=== TASK DIRECTIONS ===
Go through the entries below and pick out every line with "labels".

Dataset entries on figures:
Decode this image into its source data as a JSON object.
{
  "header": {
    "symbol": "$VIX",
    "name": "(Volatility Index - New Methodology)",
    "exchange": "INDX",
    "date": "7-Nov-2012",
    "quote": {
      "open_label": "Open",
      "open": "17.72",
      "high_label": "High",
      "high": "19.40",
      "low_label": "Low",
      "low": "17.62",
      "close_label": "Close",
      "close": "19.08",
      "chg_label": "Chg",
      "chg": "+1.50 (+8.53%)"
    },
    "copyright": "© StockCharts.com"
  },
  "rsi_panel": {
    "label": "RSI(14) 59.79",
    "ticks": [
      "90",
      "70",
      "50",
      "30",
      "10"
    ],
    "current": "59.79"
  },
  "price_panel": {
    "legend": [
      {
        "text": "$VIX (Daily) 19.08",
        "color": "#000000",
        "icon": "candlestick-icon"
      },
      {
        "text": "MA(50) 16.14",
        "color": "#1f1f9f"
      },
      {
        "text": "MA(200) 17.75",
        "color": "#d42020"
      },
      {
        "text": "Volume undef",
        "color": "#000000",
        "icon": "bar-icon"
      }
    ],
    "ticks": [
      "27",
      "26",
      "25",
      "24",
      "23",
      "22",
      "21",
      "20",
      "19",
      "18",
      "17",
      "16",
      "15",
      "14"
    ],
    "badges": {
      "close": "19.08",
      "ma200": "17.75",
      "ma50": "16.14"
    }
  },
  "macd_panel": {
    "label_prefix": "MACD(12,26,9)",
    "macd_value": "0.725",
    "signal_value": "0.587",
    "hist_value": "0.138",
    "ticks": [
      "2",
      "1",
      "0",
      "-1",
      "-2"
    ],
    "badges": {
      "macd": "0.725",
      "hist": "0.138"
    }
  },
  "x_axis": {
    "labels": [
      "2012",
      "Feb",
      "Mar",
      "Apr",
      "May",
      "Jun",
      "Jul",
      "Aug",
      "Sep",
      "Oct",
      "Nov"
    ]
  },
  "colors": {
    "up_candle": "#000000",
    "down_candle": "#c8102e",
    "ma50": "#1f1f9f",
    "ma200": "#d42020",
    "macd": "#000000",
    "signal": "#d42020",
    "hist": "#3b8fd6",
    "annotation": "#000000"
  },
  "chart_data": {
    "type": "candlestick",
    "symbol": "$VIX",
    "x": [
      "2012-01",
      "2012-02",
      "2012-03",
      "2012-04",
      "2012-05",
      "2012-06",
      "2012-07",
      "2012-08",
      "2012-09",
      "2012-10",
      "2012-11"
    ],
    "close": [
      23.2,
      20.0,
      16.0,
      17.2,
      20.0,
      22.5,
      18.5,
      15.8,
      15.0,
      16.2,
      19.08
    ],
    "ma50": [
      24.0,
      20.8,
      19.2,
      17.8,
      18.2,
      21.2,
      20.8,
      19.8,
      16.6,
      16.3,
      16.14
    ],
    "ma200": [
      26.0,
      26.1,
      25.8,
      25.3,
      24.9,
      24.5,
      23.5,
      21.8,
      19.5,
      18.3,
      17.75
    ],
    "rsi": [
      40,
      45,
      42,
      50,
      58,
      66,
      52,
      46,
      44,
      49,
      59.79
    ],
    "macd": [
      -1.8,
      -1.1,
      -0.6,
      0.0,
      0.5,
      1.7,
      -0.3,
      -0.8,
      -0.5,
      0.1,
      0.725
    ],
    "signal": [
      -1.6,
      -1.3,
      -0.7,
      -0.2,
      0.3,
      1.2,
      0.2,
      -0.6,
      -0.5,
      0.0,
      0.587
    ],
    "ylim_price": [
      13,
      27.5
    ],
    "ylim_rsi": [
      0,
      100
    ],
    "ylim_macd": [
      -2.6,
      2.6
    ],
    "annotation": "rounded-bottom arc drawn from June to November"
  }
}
* * *
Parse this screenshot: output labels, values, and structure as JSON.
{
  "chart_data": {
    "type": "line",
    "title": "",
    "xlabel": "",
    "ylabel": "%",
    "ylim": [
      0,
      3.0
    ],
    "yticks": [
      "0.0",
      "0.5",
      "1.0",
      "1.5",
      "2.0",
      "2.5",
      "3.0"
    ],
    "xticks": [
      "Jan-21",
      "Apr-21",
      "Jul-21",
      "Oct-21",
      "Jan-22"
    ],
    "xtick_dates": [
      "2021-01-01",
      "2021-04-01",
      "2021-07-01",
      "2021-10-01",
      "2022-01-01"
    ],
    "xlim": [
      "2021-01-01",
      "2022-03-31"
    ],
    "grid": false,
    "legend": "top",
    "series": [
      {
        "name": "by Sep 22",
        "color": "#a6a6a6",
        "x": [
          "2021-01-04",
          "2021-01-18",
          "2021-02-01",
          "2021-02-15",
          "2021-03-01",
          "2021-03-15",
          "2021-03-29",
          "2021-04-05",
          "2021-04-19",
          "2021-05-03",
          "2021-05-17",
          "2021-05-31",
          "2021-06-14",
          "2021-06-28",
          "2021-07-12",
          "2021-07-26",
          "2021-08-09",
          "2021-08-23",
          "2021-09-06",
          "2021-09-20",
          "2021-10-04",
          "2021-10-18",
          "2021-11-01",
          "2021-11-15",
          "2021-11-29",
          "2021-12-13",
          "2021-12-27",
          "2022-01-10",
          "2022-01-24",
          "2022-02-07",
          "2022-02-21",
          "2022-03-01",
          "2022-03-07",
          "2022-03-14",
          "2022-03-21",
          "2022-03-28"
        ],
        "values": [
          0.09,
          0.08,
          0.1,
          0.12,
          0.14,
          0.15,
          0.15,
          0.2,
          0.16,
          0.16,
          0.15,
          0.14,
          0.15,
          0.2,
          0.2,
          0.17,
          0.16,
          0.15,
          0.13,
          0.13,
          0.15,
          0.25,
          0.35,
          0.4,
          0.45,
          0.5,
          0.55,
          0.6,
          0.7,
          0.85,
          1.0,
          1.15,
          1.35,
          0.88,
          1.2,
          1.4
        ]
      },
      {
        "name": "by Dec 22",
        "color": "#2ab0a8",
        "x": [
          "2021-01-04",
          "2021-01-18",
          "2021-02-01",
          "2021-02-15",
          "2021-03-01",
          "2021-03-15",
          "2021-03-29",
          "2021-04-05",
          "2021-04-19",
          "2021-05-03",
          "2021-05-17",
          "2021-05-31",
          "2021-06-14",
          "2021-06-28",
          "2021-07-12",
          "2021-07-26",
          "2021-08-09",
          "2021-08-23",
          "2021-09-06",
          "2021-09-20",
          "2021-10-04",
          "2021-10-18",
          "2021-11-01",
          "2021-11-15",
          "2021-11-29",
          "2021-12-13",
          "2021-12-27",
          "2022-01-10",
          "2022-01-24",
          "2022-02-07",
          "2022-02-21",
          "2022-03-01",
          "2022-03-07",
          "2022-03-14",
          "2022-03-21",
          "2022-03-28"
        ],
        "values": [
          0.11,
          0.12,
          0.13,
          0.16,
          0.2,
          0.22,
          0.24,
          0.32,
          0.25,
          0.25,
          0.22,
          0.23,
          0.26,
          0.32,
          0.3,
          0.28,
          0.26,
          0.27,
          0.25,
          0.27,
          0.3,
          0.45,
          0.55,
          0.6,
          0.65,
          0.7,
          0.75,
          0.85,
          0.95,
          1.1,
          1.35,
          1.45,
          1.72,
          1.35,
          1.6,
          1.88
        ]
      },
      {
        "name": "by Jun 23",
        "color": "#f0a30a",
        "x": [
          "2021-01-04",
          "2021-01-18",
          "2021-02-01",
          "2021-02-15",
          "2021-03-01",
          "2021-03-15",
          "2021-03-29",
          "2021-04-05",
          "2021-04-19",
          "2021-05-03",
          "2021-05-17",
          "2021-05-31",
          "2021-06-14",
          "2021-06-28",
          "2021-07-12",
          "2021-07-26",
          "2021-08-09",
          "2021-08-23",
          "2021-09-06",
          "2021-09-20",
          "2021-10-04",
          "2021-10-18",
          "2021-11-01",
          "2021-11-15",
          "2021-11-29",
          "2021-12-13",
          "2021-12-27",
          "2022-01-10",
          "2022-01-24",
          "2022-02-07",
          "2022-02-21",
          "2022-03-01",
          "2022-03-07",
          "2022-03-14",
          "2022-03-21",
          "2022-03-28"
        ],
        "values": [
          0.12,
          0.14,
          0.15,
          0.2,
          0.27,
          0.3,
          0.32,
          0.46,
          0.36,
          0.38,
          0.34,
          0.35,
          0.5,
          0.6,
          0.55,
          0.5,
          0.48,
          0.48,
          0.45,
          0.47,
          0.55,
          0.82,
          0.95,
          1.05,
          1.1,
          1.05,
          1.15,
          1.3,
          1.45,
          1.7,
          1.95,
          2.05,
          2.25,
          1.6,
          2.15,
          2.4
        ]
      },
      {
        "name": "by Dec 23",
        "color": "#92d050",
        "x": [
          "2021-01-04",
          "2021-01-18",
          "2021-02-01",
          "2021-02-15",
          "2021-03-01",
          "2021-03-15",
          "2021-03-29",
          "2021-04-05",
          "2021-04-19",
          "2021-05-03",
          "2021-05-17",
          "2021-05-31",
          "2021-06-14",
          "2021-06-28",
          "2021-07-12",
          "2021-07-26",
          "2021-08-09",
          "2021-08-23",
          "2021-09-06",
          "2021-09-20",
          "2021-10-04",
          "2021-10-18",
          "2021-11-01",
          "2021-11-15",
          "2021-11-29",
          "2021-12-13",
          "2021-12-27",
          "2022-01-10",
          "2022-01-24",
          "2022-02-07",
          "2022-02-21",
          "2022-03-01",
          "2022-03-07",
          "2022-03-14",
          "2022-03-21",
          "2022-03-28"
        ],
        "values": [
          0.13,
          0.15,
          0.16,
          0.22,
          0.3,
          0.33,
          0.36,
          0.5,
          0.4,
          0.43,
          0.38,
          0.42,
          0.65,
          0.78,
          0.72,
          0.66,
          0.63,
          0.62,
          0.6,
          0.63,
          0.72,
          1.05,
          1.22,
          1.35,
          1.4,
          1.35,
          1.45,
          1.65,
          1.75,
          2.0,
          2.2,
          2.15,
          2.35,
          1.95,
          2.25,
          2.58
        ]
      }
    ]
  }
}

=== REPLY ===
    "labels": [
Parse this screenshot: output labels, values, and structure as JSON.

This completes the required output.